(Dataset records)

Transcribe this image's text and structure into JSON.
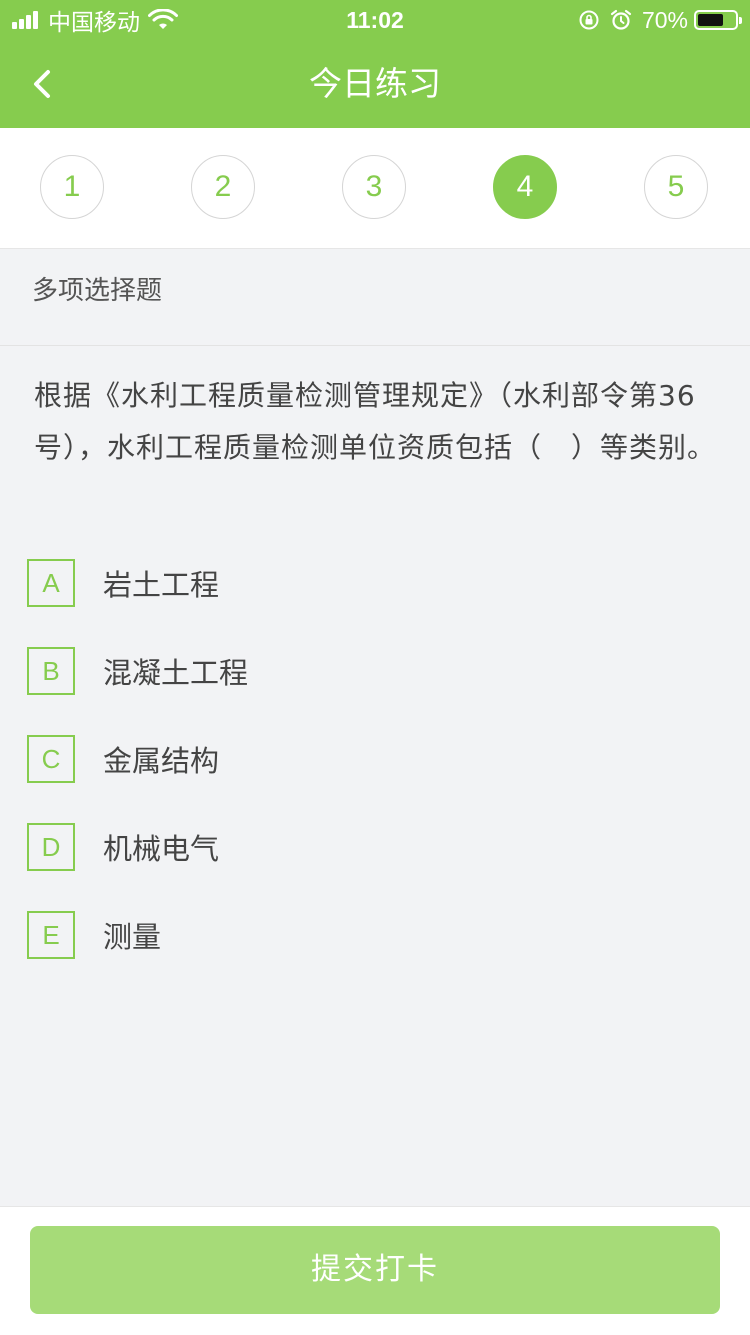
{
  "status_bar": {
    "carrier": "中国移动",
    "time": "11:02",
    "battery_percent": "70%",
    "battery_level": 0.7
  },
  "nav": {
    "title": "今日练习",
    "back_icon": "chevron-left-icon"
  },
  "steps": {
    "items": [
      "1",
      "2",
      "3",
      "4",
      "5"
    ],
    "active_index": 3
  },
  "question": {
    "type": "多项选择题",
    "text": "根据《水利工程质量检测管理规定》（水利部令第36号），水利工程质量检测单位资质包括（　）等类别。",
    "options": [
      {
        "key": "A",
        "text": "岩土工程"
      },
      {
        "key": "B",
        "text": "混凝土工程"
      },
      {
        "key": "C",
        "text": "金属结构"
      },
      {
        "key": "D",
        "text": "机械电气"
      },
      {
        "key": "E",
        "text": "测量"
      }
    ]
  },
  "footer": {
    "submit_label": "提交打卡"
  },
  "colors": {
    "accent": "#86cc4e",
    "button_disabled": "#a6db78",
    "background": "#f2f3f5"
  }
}
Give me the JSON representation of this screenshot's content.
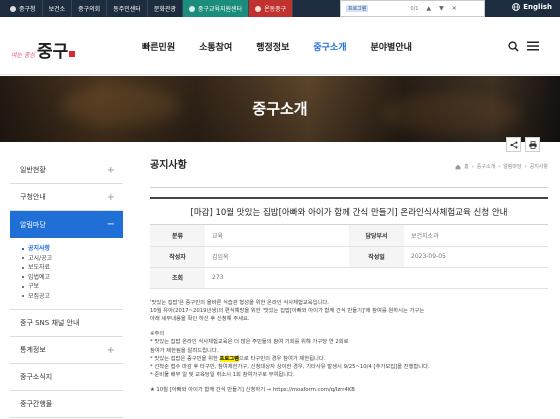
{
  "topbar": {
    "items": [
      "중구청",
      "보건소",
      "중구의회",
      "동주민센터",
      "문화관광",
      "중구교육지원센터",
      "온동중구"
    ],
    "english": "English"
  },
  "findbar": {
    "query": "프로그램",
    "count": "0/1"
  },
  "logo": {
    "small": "여는 중심",
    "big": "중구"
  },
  "gnb": [
    "빠른민원",
    "소통참여",
    "행정정보",
    "중구소개",
    "분야별안내"
  ],
  "hero": {
    "title": "중구소개"
  },
  "sidebar": {
    "items": [
      {
        "label": "일반현황"
      },
      {
        "label": "구청안내"
      },
      {
        "label": "알림마당"
      },
      {
        "label": "중구 SNS 채널 안내"
      },
      {
        "label": "통계정보"
      },
      {
        "label": "중구소식지"
      },
      {
        "label": "중구간행물"
      }
    ],
    "submenu": [
      "공지사항",
      "고시/공고",
      "보도자료",
      "입법예고",
      "구보",
      "모집공고"
    ]
  },
  "content": {
    "page_title": "공지사항",
    "breadcrumb": [
      "홈",
      "중구소개",
      "알림마당",
      "공지사항"
    ],
    "post_title": "[마감] 10월 맛있는 집밥[아빠와 아이가 함께 간식 만들기] 온라인식사체험교육 신청 안내",
    "meta": {
      "row1": {
        "l1": "분류",
        "v1": "교육",
        "l2": "담당부서",
        "v2": "보건지소과"
      },
      "row2": {
        "l1": "작성자",
        "v1": "김임옥",
        "l2": "작성일",
        "v2": "2023-09-05"
      },
      "row3": {
        "l1": "조회",
        "v1": "273"
      }
    },
    "body": {
      "p1": "'맛있는 집밥'은 중구민의 올바른 식습관 형성을 위한 온라인 식사체험교육입니다.",
      "p2": "10월 유아(2017~2019년생)의 편식예방을 위한 '맛있는 집밥[아빠와 아이가 함께 간식 만들기]'에 참여를 원하시는 가구는",
      "p3": "아래 세부내용을 확인 하신 후 신청해 주세요.",
      "note_head": "※주의",
      "n1": "* 맛있는 집밥 온라인 식사체험교육은 더 많은 주민들의 참여 기회를 위해 가구당 연 2회로",
      "n1b": "  참여가 제한됨을 알려드립니다.",
      "n2_pre": "* 맛있는 집밥은 중구민을 위한 ",
      "n2_hl": "프로그램",
      "n2_post": "으로 타구민의 경우 참여가 제한됩니다.",
      "n3": "* 선착순 접수 마감 후 타구민, 참여제한가구, 신청대상자 상이한 경우, 기타사유 발생시 9/25~10/4 [추가모집]을 진행합니다.",
      "n4": "* 준비물 배부 일 및 교육당일 취소시 1회 참여가구로 부여됩니다.",
      "last": "★ 10월 [아빠와 아이가 함께 간식 만들기] 신청하기 → https://moaform.com/q/Izrr4KB"
    }
  }
}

▶ [Given request]: Set down every record once more, word for word, without pictures.

▶ [Finished task]:
Transcribe this image's text and structure into JSON.
{
  "status_bar": {
    "carrier": "中国移动",
    "time": "11:02",
    "battery_percent": "70%",
    "battery_level": 0.7
  },
  "nav": {
    "title": "今日练习",
    "back_icon": "chevron-left-icon"
  },
  "steps": {
    "items": [
      "1",
      "2",
      "3",
      "4",
      "5"
    ],
    "active_index": 3
  },
  "question": {
    "type": "多项选择题",
    "text": "根据《水利工程质量检测管理规定》（水利部令第36号），水利工程质量检测单位资质包括（　）等类别。",
    "options": [
      {
        "key": "A",
        "text": "岩土工程"
      },
      {
        "key": "B",
        "text": "混凝土工程"
      },
      {
        "key": "C",
        "text": "金属结构"
      },
      {
        "key": "D",
        "text": "机械电气"
      },
      {
        "key": "E",
        "text": "测量"
      }
    ]
  },
  "footer": {
    "submit_label": "提交打卡"
  },
  "colors": {
    "accent": "#86cc4e",
    "button_disabled": "#a6db78",
    "background": "#f2f3f5"
  }
}
Give me the JSON representation of this screenshot's content.
{
  "topbar": {
    "items": [
      "중구청",
      "보건소",
      "중구의회",
      "동주민센터",
      "문화관광",
      "중구교육지원센터",
      "온동중구"
    ],
    "english": "English"
  },
  "findbar": {
    "query": "프로그램",
    "count": "0/1"
  },
  "logo": {
    "small": "여는 중심",
    "big": "중구"
  },
  "gnb": [
    "빠른민원",
    "소통참여",
    "행정정보",
    "중구소개",
    "분야별안내"
  ],
  "hero": {
    "title": "중구소개"
  },
  "sidebar": {
    "items": [
      {
        "label": "일반현황"
      },
      {
        "label": "구청안내"
      },
      {
        "label": "알림마당"
      },
      {
        "label": "중구 SNS 채널 안내"
      },
      {
        "label": "통계정보"
      },
      {
        "label": "중구소식지"
      },
      {
        "label": "중구간행물"
      }
    ],
    "submenu": [
      "공지사항",
      "고시/공고",
      "보도자료",
      "입법예고",
      "구보",
      "모집공고"
    ]
  },
  "content": {
    "page_title": "공지사항",
    "breadcrumb": [
      "홈",
      "중구소개",
      "알림마당",
      "공지사항"
    ],
    "post_title": "[마감] 10월 맛있는 집밥[아빠와 아이가 함께 간식 만들기] 온라인식사체험교육 신청 안내",
    "meta": {
      "row1": {
        "l1": "분류",
        "v1": "교육",
        "l2": "담당부서",
        "v2": "보건지소과"
      },
      "row2": {
        "l1": "작성자",
        "v1": "김임옥",
        "l2": "작성일",
        "v2": "2023-09-05"
      },
      "row3": {
        "l1": "조회",
        "v1": "273"
      }
    },
    "body": {
      "p1": "'맛있는 집밥'은 중구민의 올바른 식습관 형성을 위한 온라인 식사체험교육입니다.",
      "p2": "10월 유아(2017~2019년생)의 편식예방을 위한 '맛있는 집밥[아빠와 아이가 함께 간식 만들기]'에 참여를 원하시는 가구는",
      "p3": "아래 세부내용을 확인 하신 후 신청해 주세요.",
      "note_head": "※주의",
      "n1": "* 맛있는 집밥 온라인 식사체험교육은 더 많은 주민들의 참여 기회를 위해 가구당 연 2회로",
      "n1b": "  참여가 제한됨을 알려드립니다.",
      "n2_pre": "* 맛있는 집밥은 중구민을 위한 ",
      "n2_hl": "프로그램",
      "n2_post": "으로 타구민의 경우 참여가 제한됩니다.",
      "n3": "* 선착순 접수 마감 후 타구민, 참여제한가구, 신청대상자 상이한 경우, 기타사유 발생시 9/25~10/4 [추가모집]을 진행합니다.",
      "n4": "* 준비물 배부 일 및 교육당일 취소시 1회 참여가구로 부여됩니다.",
      "last": "★ 10월 [아빠와 아이가 함께 간식 만들기] 신청하기 → https://moaform.com/q/Izrr4KB"
    }
  }
}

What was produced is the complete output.